▶ [Record excerpts]
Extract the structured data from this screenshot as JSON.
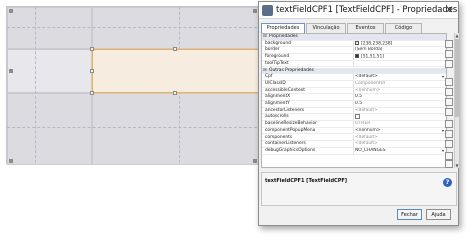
{
  "window": {
    "title": "textFieldCPF1 [TextFieldCPF] - Propriedades"
  },
  "tabs": [
    {
      "label": "Propriedades",
      "active": true
    },
    {
      "label": "Vinculação",
      "active": false
    },
    {
      "label": "Eventos",
      "active": false
    },
    {
      "label": "Código",
      "active": false
    }
  ],
  "categories": {
    "propriedades": "Propriedades",
    "outras": "Outras Propriedades"
  },
  "properties": [
    {
      "name": "background",
      "value": "[238,238,238]",
      "swatch": "#eeeeee"
    },
    {
      "name": "border",
      "value": "(Sem Borda)"
    },
    {
      "name": "foreground",
      "value": "[51,51,51]",
      "swatch": "#333333"
    },
    {
      "name": "toolTipText",
      "value": ""
    }
  ],
  "other_properties": [
    {
      "name": "Cpf",
      "value": "<default>",
      "muted": false,
      "dropdown": true
    },
    {
      "name": "UIClassID",
      "value": "ComponentUI",
      "muted": true
    },
    {
      "name": "accessibleContext",
      "value": "<nenhum>",
      "muted": true
    },
    {
      "name": "alignmentX",
      "value": "0.5"
    },
    {
      "name": "alignmentY",
      "value": "0.5"
    },
    {
      "name": "ancestorListeners",
      "value": "<default>",
      "muted": true
    },
    {
      "name": "autoscrolls",
      "value": "",
      "checkbox": true
    },
    {
      "name": "baselineResizeBehavior",
      "value": "OTHER",
      "muted": true
    },
    {
      "name": "componentPopupMenu",
      "value": "<nenhum>",
      "dropdown": true
    },
    {
      "name": "components",
      "value": "<default>",
      "muted": true
    },
    {
      "name": "containerListeners",
      "value": "<default>",
      "muted": true
    },
    {
      "name": "debugGraphicsOptions",
      "value": "NO_CHANGES",
      "dropdown": true
    }
  ],
  "description": "textFieldCPF1 [TextFieldCPF]",
  "buttons": {
    "close": "Fechar",
    "help": "Ajuda"
  },
  "icons": {
    "help": "?",
    "close": "✕",
    "dropdown": "▾",
    "collapse": "⊟"
  },
  "colors": {
    "selection_border": "#f0b050",
    "active_tab": "#6f93c2",
    "category_bg": "#e2e6ee"
  }
}
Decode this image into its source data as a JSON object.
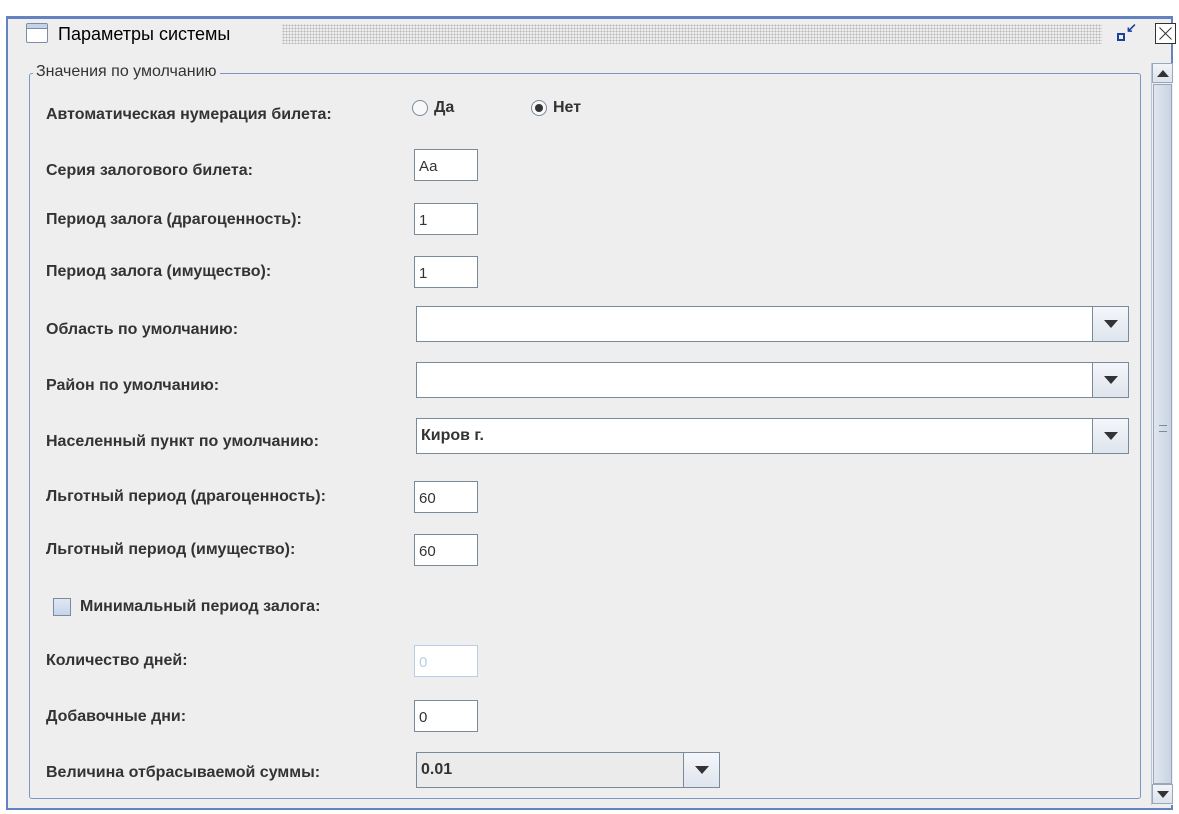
{
  "window": {
    "title": "Параметры системы",
    "restore_icon": "restore-icon",
    "close_icon": "close-icon"
  },
  "group": {
    "title": "Значения по умолчанию"
  },
  "fields": {
    "auto_numbering": {
      "label": "Автоматическая нумерация билета:",
      "option_yes": "Да",
      "option_no": "Нет",
      "selected": "Нет"
    },
    "ticket_series": {
      "label": "Серия залогового билета:",
      "value": "Аа"
    },
    "pledge_period_jewelry": {
      "label": "Период залога (драгоценность):",
      "value": "1"
    },
    "pledge_period_property": {
      "label": "Период залога (имущество):",
      "value": "1"
    },
    "default_region": {
      "label": "Область по умолчанию:",
      "value": ""
    },
    "default_district": {
      "label": "Район по умолчанию:",
      "value": ""
    },
    "default_locality": {
      "label": "Населенный пункт по умолчанию:",
      "value": "Киров г."
    },
    "grace_period_jewelry": {
      "label": "Льготный период (драгоценность):",
      "value": "60"
    },
    "grace_period_property": {
      "label": "Льготный период (имущество):",
      "value": "60"
    },
    "min_pledge_period": {
      "label": "Минимальный период залога:",
      "checked": false
    },
    "days_count": {
      "label": "Количество дней:",
      "value": "0"
    },
    "extra_days": {
      "label": "Добавочные дни:",
      "value": "0"
    },
    "discard_amount": {
      "label": "Величина отбрасываемой суммы:",
      "value": "0.01"
    }
  },
  "colors": {
    "border": "#6382bf",
    "background": "#eeeeee"
  }
}
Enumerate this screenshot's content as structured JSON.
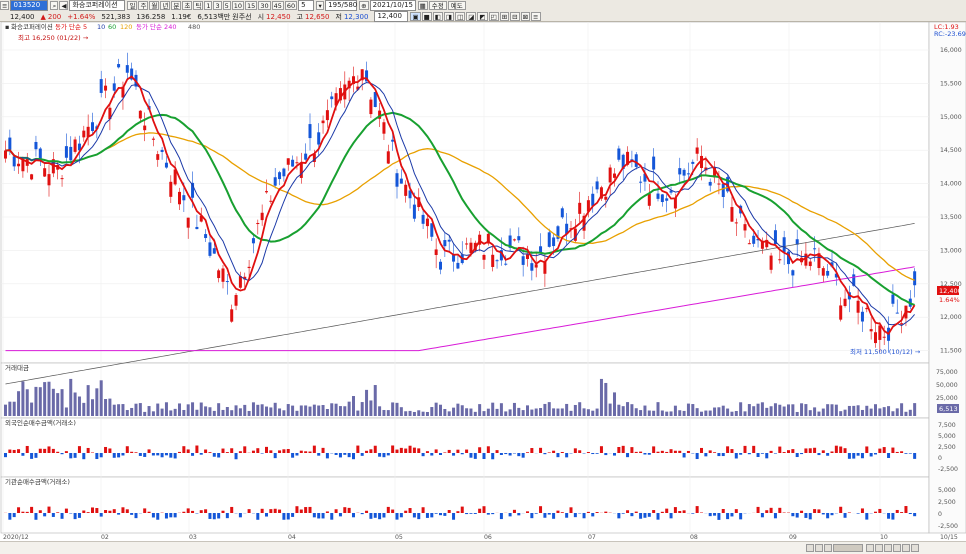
{
  "toolbar": {
    "code": "013520",
    "stock_name": "화승코퍼레이션",
    "price": "12,400",
    "change_arrow": "▲",
    "change": "200",
    "change_pct": "+1.64%",
    "volume": "521,383",
    "turnover": "136.258",
    "ratio": "1.19€",
    "market_cap": "6,513백만",
    "market_label": "원주선",
    "open_label": "시",
    "open": "12,450",
    "high_label": "고",
    "high": "12,650",
    "low_label": "저",
    "low": "12,300",
    "last_value": "12,400",
    "periods": [
      "일",
      "주",
      "월",
      "년",
      "분",
      "초",
      "틱"
    ],
    "active_period": "일",
    "minutes": [
      "1",
      "3",
      "5",
      "10",
      "15",
      "30",
      "45",
      "60"
    ],
    "count": "5",
    "display_count": "195/580",
    "date": "2021/10/15",
    "adj_label": "수정",
    "more_label": "예도",
    "extra_buttons": [
      "▣",
      "■",
      "◧",
      "◨",
      "◫",
      "◪",
      "◩",
      "◰",
      "⊞",
      "⊟",
      "⊠",
      "≡"
    ]
  },
  "price_panel": {
    "legend_name": "화승코퍼레이션",
    "legend_items": [
      {
        "text": "동가 단순 5",
        "color": "#e01010"
      },
      {
        "text": "10",
        "color": "#1c3aa8"
      },
      {
        "text": "60",
        "color": "#18a030"
      },
      {
        "text": "120",
        "color": "#e8a000"
      },
      {
        "text": "동가 단순 240",
        "color": "#d81bd8"
      },
      {
        "text": "480",
        "color": "#555555"
      }
    ],
    "high_note": "최고 16,250 (01/22) →",
    "low_note": "최저 11,500 (10/12) →",
    "right_indicators": [
      "LC:1.93",
      "RC:-23.69"
    ],
    "y_ticks": [
      "16,000",
      "15,500",
      "15,000",
      "14,500",
      "14,000",
      "13,500",
      "13,000",
      "12,500",
      "12,000",
      "11,500"
    ],
    "price_tag": "12,400",
    "ref_tag": "1.64%"
  },
  "volume_panel": {
    "title": "거래대금",
    "y_ticks": [
      "75,000",
      "50,000",
      "25,000"
    ],
    "tag": "6,513"
  },
  "foreign_panel": {
    "title": "외국인순매수금액(거래소)",
    "y_ticks": [
      "7,500",
      "5,000",
      "2,500",
      "0",
      "-2,500"
    ]
  },
  "inst_panel": {
    "title": "기관순매수금액(거래소)",
    "y_ticks": [
      "5,000",
      "2,500",
      "0",
      "-2,500"
    ]
  },
  "x_axis": [
    "2020/12",
    "02",
    "03",
    "04",
    "05",
    "06",
    "07",
    "08",
    "09",
    "10",
    "10/15"
  ],
  "colors": {
    "up": "#e01010",
    "down": "#1456d8",
    "volume": "#6a6aa8",
    "ma5": "#e01010",
    "ma10": "#1c3aa8",
    "ma60": "#18a030",
    "ma120": "#e8a000",
    "ma240": "#d81bd8",
    "ma480": "#555555"
  }
}
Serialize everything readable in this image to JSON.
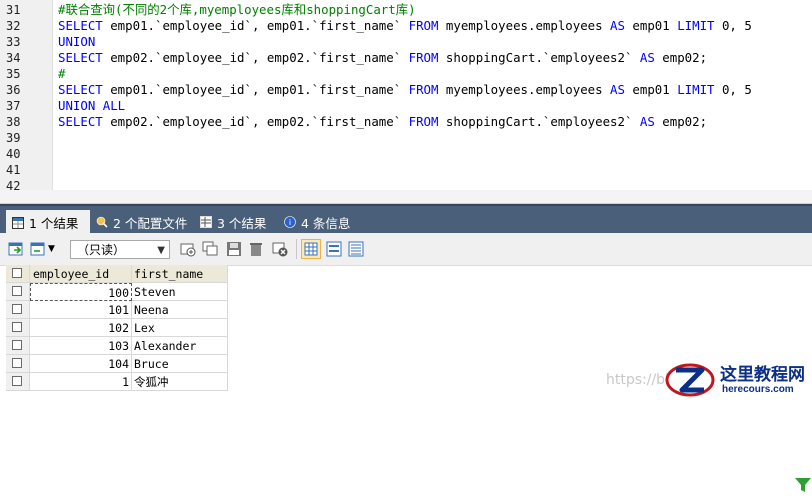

▶ [Task]
Copy every line in the entries above that has the string "data" in it.

▶ [Complete output]
Extract the structured data from this screenshot as JSON.
Decode this image into its source data as a JSON object.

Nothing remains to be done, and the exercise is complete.